Requirement
Extract the listing below in full, unchanged.

*** Entries provided

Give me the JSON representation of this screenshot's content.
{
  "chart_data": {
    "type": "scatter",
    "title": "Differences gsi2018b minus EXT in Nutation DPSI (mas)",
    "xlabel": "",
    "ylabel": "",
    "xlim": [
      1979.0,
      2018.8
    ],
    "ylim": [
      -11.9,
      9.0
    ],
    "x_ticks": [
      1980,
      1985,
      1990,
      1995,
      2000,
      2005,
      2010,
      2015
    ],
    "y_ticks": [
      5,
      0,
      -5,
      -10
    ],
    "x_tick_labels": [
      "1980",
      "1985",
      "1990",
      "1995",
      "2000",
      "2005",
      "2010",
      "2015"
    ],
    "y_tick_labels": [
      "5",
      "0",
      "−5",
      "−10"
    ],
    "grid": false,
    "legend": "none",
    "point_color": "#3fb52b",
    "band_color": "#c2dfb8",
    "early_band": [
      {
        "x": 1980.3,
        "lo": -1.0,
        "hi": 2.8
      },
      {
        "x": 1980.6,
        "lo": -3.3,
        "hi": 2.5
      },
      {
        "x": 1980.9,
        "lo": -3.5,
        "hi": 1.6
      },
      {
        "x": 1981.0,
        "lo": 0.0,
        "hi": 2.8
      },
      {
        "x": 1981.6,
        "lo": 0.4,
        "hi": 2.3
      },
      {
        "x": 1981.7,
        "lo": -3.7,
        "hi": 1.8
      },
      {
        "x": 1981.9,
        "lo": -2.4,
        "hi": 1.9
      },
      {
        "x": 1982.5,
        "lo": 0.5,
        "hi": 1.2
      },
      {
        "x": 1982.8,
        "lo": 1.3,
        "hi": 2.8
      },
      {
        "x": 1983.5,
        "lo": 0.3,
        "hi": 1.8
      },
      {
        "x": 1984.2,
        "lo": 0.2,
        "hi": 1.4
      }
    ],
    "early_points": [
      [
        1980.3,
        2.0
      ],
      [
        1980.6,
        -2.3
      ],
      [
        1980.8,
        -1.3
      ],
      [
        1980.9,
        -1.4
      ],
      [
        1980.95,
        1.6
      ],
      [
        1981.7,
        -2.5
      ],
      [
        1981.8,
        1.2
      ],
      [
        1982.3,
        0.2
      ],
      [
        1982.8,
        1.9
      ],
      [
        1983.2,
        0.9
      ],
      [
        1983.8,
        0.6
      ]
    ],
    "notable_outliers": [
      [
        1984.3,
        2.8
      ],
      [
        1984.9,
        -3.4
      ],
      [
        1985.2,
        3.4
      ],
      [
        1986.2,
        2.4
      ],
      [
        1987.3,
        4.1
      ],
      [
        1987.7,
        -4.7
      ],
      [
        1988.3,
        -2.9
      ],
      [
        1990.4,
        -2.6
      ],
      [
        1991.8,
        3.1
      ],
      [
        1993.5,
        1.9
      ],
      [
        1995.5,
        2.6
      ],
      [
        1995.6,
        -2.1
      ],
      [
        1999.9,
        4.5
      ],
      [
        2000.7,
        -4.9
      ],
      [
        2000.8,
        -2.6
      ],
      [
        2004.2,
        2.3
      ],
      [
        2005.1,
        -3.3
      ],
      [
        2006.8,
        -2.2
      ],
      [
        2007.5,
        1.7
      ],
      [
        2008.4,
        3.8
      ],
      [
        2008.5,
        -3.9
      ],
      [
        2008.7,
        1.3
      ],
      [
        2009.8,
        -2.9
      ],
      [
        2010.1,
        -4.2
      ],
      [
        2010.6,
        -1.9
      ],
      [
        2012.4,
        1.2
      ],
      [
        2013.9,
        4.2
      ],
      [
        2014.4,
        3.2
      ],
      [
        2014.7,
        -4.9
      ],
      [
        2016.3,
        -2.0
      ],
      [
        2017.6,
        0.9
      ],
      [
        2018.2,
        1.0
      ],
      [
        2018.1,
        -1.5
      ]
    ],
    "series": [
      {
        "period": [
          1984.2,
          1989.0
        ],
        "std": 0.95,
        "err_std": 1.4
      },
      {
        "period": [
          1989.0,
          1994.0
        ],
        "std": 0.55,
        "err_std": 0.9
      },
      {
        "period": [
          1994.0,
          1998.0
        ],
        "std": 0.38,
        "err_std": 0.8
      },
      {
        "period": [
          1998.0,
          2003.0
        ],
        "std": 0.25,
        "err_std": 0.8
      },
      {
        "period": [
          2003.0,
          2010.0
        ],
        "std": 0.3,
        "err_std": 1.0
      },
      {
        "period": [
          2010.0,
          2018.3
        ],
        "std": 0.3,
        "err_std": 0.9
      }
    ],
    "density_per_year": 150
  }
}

******

Solution to this exercise
Give me the JSON representation of this screenshot's content.
{
  "chart_data": {
    "type": "scatter",
    "title": "Differences gsi2018b minus EXT in Nutation DPSI (mas)",
    "xlabel": "",
    "ylabel": "",
    "xlim": [
      1979.0,
      2018.8
    ],
    "ylim": [
      -11.9,
      9.0
    ],
    "x_ticks": [
      1980,
      1985,
      1990,
      1995,
      2000,
      2005,
      2010,
      2015
    ],
    "y_ticks": [
      5,
      0,
      -5,
      -10
    ],
    "x_tick_labels": [
      "1980",
      "1985",
      "1990",
      "1995",
      "2000",
      "2005",
      "2010",
      "2015"
    ],
    "y_tick_labels": [
      "5",
      "0",
      "−5",
      "−10"
    ],
    "grid": false,
    "legend": "none",
    "point_color": "#3fb52b",
    "band_color": "#c2dfb8",
    "early_band": [
      {
        "x": 1980.3,
        "lo": -1.0,
        "hi": 2.8
      },
      {
        "x": 1980.6,
        "lo": -3.3,
        "hi": 2.5
      },
      {
        "x": 1980.9,
        "lo": -3.5,
        "hi": 1.6
      },
      {
        "x": 1981.0,
        "lo": 0.0,
        "hi": 2.8
      },
      {
        "x": 1981.6,
        "lo": 0.4,
        "hi": 2.3
      },
      {
        "x": 1981.7,
        "lo": -3.7,
        "hi": 1.8
      },
      {
        "x": 1981.9,
        "lo": -2.4,
        "hi": 1.9
      },
      {
        "x": 1982.5,
        "lo": 0.5,
        "hi": 1.2
      },
      {
        "x": 1982.8,
        "lo": 1.3,
        "hi": 2.8
      },
      {
        "x": 1983.5,
        "lo": 0.3,
        "hi": 1.8
      },
      {
        "x": 1984.2,
        "lo": 0.2,
        "hi": 1.4
      }
    ],
    "early_points": [
      [
        1980.3,
        2.0
      ],
      [
        1980.6,
        -2.3
      ],
      [
        1980.8,
        -1.3
      ],
      [
        1980.9,
        -1.4
      ],
      [
        1980.95,
        1.6
      ],
      [
        1981.7,
        -2.5
      ],
      [
        1981.8,
        1.2
      ],
      [
        1982.3,
        0.2
      ],
      [
        1982.8,
        1.9
      ],
      [
        1983.2,
        0.9
      ],
      [
        1983.8,
        0.6
      ]
    ],
    "notable_outliers": [
      [
        1984.3,
        2.8
      ],
      [
        1984.9,
        -3.4
      ],
      [
        1985.2,
        3.4
      ],
      [
        1986.2,
        2.4
      ],
      [
        1987.3,
        4.1
      ],
      [
        1987.7,
        -4.7
      ],
      [
        1988.3,
        -2.9
      ],
      [
        1990.4,
        -2.6
      ],
      [
        1991.8,
        3.1
      ],
      [
        1993.5,
        1.9
      ],
      [
        1995.5,
        2.6
      ],
      [
        1995.6,
        -2.1
      ],
      [
        1999.9,
        4.5
      ],
      [
        2000.7,
        -4.9
      ],
      [
        2000.8,
        -2.6
      ],
      [
        2004.2,
        2.3
      ],
      [
        2005.1,
        -3.3
      ],
      [
        2006.8,
        -2.2
      ],
      [
        2007.5,
        1.7
      ],
      [
        2008.4,
        3.8
      ],
      [
        2008.5,
        -3.9
      ],
      [
        2008.7,
        1.3
      ],
      [
        2009.8,
        -2.9
      ],
      [
        2010.1,
        -4.2
      ],
      [
        2010.6,
        -1.9
      ],
      [
        2012.4,
        1.2
      ],
      [
        2013.9,
        4.2
      ],
      [
        2014.4,
        3.2
      ],
      [
        2014.7,
        -4.9
      ],
      [
        2016.3,
        -2.0
      ],
      [
        2017.6,
        0.9
      ],
      [
        2018.2,
        1.0
      ],
      [
        2018.1,
        -1.5
      ]
    ],
    "series": [
      {
        "period": [
          1984.2,
          1989.0
        ],
        "std": 0.95,
        "err_std": 1.4
      },
      {
        "period": [
          1989.0,
          1994.0
        ],
        "std": 0.55,
        "err_std": 0.9
      },
      {
        "period": [
          1994.0,
          1998.0
        ],
        "std": 0.38,
        "err_std": 0.8
      },
      {
        "period": [
          1998.0,
          2003.0
        ],
        "std": 0.25,
        "err_std": 0.8
      },
      {
        "period": [
          2003.0,
          2010.0
        ],
        "std": 0.3,
        "err_std": 1.0
      },
      {
        "period": [
          2010.0,
          2018.3
        ],
        "std": 0.3,
        "err_std": 0.9
      }
    ],
    "density_per_year": 150
  }
}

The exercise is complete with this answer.